### Tareas por realizar
(a) Reescribe en forma de lista el párrafo del relato que comienza con "El 2 de febrero de 1990 era viernes" y conserva sus datos principales.
(b) Continúa, por favor, el relato de aquel fin de semana de febrero de 1990 a partir de su última frase.

### Fragmento
___
El 2 de febrero de 1990 era viernes. Yo solo tenía 11 años (y medio), pero estaba convencida que aquel iba a ser un buen año por aquello de cambiar de década mundial con un número redondo. Sí, ya había vivido otro de esos antes a la tierna edad de dos años, así que, obviamente, no me había enterado de nada. Tenía mis motivos para pensar que iba a serlo: en enero había nacido mi prima pequeña, algo inesperado y emocionante, que su hermana mayor tenía ya 10 años y no pensábamos que fuéramos a incorporar a nadie más a la familia. El año empezaba bien, por desgracia, en lo demás, no iba a tener razón.
No recuerdo si ese viernes hacía sol o llovía, mentiría si dijera que los 34 años que han pasado no han tamizado mis recuerdos y se han llevado algunas partes, aunque sí creo que en algún momento del fin de semana el cielo descargó. Mi hermana vendrá a corregirme porque tiene una capacidad increíble para recordar los pequeños detalles de este tipo de momentos. Fue raro que nos recogiera Candy, una amiga de mamá cuyo hijo, Jacob, iba al mismo colegio que nosotras, y nos llevara a aquel piso tan grande de la calle Fernán González en el que vivía con su marido y una hija mayor que no estaba nunca. Fue un fin de semana raro. En aquel piso pasamos muchas tardes, pero nunca tan raras como esos casi dos días de espera en los que rezamos mucho (yo aún era creyente) por nuestro yayo que llevaba algo más de diez días ingresado en el Gregorio Marañón y no tenía buena pinta. No la tenía él, pero mucho menos que Candy nos fuera a recoger sin darnos más información que la de que todos los adultos de nuestra vida estaban en el hospital. Llevábamos dos semanas de locura, en cuanto a lo de quien nos recogía y se quedaba con nosotras, pero siempre habíamos dormido en casa. Aquello era muy raro.
___
### Ítems facilitados

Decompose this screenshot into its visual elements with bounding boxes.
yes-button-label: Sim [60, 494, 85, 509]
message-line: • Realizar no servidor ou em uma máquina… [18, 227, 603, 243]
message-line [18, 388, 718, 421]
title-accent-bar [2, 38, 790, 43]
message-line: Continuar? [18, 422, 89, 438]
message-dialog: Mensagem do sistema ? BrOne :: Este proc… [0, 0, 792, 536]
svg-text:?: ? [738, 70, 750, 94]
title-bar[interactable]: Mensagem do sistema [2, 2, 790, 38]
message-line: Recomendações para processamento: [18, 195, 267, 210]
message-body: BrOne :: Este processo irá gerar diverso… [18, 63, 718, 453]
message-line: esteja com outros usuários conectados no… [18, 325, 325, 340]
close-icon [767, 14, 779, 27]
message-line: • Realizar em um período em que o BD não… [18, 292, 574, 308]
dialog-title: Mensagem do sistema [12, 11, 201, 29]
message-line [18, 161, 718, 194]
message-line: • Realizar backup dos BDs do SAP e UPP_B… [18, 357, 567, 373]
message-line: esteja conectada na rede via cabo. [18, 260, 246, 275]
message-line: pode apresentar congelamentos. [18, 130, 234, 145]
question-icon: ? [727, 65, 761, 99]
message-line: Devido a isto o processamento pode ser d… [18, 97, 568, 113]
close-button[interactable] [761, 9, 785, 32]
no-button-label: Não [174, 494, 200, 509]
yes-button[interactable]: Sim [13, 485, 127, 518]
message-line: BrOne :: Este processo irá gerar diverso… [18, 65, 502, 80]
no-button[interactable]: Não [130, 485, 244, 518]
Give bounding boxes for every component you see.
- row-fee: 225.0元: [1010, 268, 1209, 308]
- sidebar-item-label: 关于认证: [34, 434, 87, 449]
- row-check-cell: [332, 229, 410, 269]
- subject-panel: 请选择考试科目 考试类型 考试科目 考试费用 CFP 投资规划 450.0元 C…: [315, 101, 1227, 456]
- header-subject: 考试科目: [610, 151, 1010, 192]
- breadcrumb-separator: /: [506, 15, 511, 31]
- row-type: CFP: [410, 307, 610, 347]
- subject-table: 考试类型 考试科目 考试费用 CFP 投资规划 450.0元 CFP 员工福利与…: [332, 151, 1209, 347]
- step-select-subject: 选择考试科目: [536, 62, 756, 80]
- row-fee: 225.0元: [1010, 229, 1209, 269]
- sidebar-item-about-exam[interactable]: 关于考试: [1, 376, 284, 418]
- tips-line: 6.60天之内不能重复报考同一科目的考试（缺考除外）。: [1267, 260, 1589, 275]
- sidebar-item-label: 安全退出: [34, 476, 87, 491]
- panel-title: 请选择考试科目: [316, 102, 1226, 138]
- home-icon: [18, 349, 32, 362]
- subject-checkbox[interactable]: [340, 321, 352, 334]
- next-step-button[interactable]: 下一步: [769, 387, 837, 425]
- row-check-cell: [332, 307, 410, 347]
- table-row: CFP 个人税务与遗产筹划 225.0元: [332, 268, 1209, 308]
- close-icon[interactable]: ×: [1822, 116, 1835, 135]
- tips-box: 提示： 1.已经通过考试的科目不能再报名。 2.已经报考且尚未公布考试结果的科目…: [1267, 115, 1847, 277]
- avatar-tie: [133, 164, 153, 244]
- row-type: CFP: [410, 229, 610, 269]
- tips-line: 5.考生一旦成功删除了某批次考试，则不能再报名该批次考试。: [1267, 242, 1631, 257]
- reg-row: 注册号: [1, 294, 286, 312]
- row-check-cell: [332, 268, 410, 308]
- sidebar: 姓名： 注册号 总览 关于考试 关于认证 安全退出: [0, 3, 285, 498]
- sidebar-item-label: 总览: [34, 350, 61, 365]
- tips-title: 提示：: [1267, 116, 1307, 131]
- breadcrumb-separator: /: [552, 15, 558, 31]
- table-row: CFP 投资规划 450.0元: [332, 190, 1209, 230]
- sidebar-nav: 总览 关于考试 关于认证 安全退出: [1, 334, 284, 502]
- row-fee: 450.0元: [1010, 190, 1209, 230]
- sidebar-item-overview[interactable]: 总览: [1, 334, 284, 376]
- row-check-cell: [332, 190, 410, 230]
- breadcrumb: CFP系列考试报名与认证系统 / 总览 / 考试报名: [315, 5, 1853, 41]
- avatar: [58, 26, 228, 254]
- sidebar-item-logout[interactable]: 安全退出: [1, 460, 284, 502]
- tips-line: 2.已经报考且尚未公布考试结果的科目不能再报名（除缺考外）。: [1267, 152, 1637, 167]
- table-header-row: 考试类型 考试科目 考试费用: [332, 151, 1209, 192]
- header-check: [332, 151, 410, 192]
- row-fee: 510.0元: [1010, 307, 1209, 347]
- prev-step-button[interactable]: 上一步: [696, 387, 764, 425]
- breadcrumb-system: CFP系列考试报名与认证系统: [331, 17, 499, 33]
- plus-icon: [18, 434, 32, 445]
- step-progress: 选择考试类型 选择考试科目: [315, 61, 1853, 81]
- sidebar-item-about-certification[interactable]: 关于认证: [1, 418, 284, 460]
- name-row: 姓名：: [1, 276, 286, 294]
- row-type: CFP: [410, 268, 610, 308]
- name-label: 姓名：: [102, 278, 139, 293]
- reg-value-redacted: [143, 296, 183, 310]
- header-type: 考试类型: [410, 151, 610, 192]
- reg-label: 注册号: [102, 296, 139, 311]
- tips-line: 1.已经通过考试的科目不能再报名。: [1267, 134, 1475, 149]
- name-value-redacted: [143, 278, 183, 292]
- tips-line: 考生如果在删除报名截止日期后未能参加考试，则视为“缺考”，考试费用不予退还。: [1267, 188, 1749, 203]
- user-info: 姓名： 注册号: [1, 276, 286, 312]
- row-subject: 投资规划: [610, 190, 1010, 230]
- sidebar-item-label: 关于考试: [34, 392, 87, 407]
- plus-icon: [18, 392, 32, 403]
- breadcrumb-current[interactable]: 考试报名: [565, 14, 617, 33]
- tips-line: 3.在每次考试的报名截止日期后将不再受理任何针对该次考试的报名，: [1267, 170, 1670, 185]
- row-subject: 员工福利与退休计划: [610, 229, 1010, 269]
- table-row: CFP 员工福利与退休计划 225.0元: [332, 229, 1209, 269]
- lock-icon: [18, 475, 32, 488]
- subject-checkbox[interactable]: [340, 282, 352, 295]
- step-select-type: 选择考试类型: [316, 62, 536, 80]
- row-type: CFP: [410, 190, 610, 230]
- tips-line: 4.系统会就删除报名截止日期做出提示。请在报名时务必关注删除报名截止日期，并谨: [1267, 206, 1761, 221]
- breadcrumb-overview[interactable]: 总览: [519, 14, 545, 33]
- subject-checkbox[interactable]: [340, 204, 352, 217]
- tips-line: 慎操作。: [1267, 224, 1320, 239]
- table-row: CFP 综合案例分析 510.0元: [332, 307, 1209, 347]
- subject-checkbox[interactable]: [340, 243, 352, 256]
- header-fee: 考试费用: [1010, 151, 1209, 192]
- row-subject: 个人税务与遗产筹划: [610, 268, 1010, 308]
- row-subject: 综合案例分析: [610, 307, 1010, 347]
___
### Respuestas del ejercicio
(a)
- El 2 de febrero de 1990 cayó en viernes, y quien narra tenía 11 años y medio.
- Estaba convencida de que sería un buen año porque empezaba una década con un número redondo. El cambio de década anterior lo había vivido con dos años, sin enterarse de nada.
- En enero había nacido su prima pequeña, algo inesperado y emocionante, porque la hermana mayor de la prima ya tenía 10 años.
- El año empezó bien, pero en lo demás se equivocaba.

(b)
Mi yayo es la persona que más me ha querido en el mundo, con 45 años me reafirmo en esto. Viéndolo desde la experiencia de la maternidad, quizá me consentía demasiado, pero, sin duda, fue el que más se esforzó en entender a una niña que siempre se sintió incomprendida. Con él, me sentía querida sin importar qué hiciera, era abrazo y lugar seguro. Vivir con él era un regalo, aunque hubiera movidas entre las matriarcas y él de forma habitual por lo de la crianza de las niñas. Menudo triunvirato difícil de gestionar. Si ya era triste pensar que podía marcharse cualquiera de mis adultos de referencia, que lo hiciera él era todo un drama. No quería pensarlo. No quería tener que admitirlo. Pero pasó.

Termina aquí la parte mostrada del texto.